--- Start RECORD LIST ---

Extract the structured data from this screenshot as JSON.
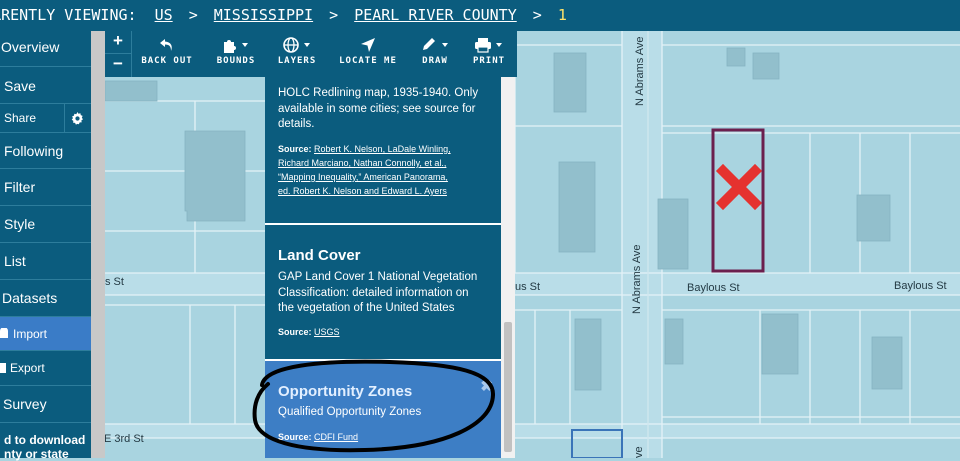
{
  "breadcrumb": {
    "prefix": "CURRENTLY VIEWING:",
    "items": [
      "US",
      "MISSISSIPPI",
      "PEARL RIVER COUNTY"
    ],
    "page": "1",
    "separator": ">"
  },
  "sidebar": {
    "items": [
      "Overview",
      "Save",
      "Share",
      "Following",
      "Filter",
      "Style",
      "List",
      "Datasets",
      "Import",
      "Export",
      "Survey"
    ],
    "footer_line1": "d to download",
    "footer_line2": "nty or state"
  },
  "toolbar": {
    "zoom_in": "+",
    "zoom_out": "−",
    "back_out": "BACK OUT",
    "bounds": "BOUNDS",
    "layers": "LAYERS",
    "locate_me": "LOCATE ME",
    "draw": "DRAW",
    "print": "PRINT"
  },
  "layers": [
    {
      "desc_lines": [
        "HOLC Redlining map, 1935-1940. Only",
        "available in some cities; see source for",
        "details."
      ],
      "source_label": "Source:",
      "source_lines": [
        "Robert K. Nelson, LaDale Winling,",
        "Richard Marciano, Nathan Connolly, et al.,",
        "“Mapping Inequality,” American Panorama,",
        "ed. Robert K. Nelson and Edward L. Ayers"
      ]
    },
    {
      "title": "Land Cover",
      "desc_lines": [
        "GAP Land Cover 1 National Vegetation",
        "Classification: detailed information on",
        "the vegetation of the United States"
      ],
      "source_label": "Source:",
      "source": "USGS"
    },
    {
      "title": "Opportunity Zones",
      "desc": "Qualified Opportunity Zones",
      "source_label": "Source:",
      "source": "CDFI Fund",
      "selected": true
    }
  ],
  "map": {
    "streets": {
      "abrams_top": "N Abrams Ave",
      "abrams_bottom": "N Abrams Ave",
      "abrams_bottom_cut": "ve",
      "baylous_left": "s St",
      "baylous_mid_left": "us St",
      "baylous_mid": "Baylous St",
      "baylous_right": "Baylous St",
      "third": "E 3rd St"
    },
    "marker_color": "#e5322f",
    "parcel_highlight_color": "#6b1f4e"
  },
  "colors": {
    "brand": "#0b5c7e",
    "selected": "#3d7ec5",
    "map_bg": "#a9d4e0"
  }
}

--- End RECORD LIST ---

OBJECTIVE — Reproduce the full listing faithfully, but do not carry over any pictures.

RIGHT ANSWER —
Extract the structured data from this screenshot as JSON.
{
  "breadcrumb": {
    "prefix": "CURRENTLY VIEWING:",
    "items": [
      "US",
      "MISSISSIPPI",
      "PEARL RIVER COUNTY"
    ],
    "page": "1",
    "separator": ">"
  },
  "sidebar": {
    "items": [
      "Overview",
      "Save",
      "Share",
      "Following",
      "Filter",
      "Style",
      "List",
      "Datasets",
      "Import",
      "Export",
      "Survey"
    ],
    "footer_line1": "d to download",
    "footer_line2": "nty or state"
  },
  "toolbar": {
    "zoom_in": "+",
    "zoom_out": "−",
    "back_out": "BACK OUT",
    "bounds": "BOUNDS",
    "layers": "LAYERS",
    "locate_me": "LOCATE ME",
    "draw": "DRAW",
    "print": "PRINT"
  },
  "layers": [
    {
      "desc_lines": [
        "HOLC Redlining map, 1935-1940. Only",
        "available in some cities; see source for",
        "details."
      ],
      "source_label": "Source:",
      "source_lines": [
        "Robert K. Nelson, LaDale Winling,",
        "Richard Marciano, Nathan Connolly, et al.,",
        "“Mapping Inequality,” American Panorama,",
        "ed. Robert K. Nelson and Edward L. Ayers"
      ]
    },
    {
      "title": "Land Cover",
      "desc_lines": [
        "GAP Land Cover 1 National Vegetation",
        "Classification: detailed information on",
        "the vegetation of the United States"
      ],
      "source_label": "Source:",
      "source": "USGS"
    },
    {
      "title": "Opportunity Zones",
      "desc": "Qualified Opportunity Zones",
      "source_label": "Source:",
      "source": "CDFI Fund",
      "selected": true
    }
  ],
  "map": {
    "streets": {
      "abrams_top": "N Abrams Ave",
      "abrams_bottom": "N Abrams Ave",
      "abrams_bottom_cut": "ve",
      "baylous_left": "s St",
      "baylous_mid_left": "us St",
      "baylous_mid": "Baylous St",
      "baylous_right": "Baylous St",
      "third": "E 3rd St"
    },
    "marker_color": "#e5322f",
    "parcel_highlight_color": "#6b1f4e"
  },
  "colors": {
    "brand": "#0b5c7e",
    "selected": "#3d7ec5",
    "map_bg": "#a9d4e0"
  }
}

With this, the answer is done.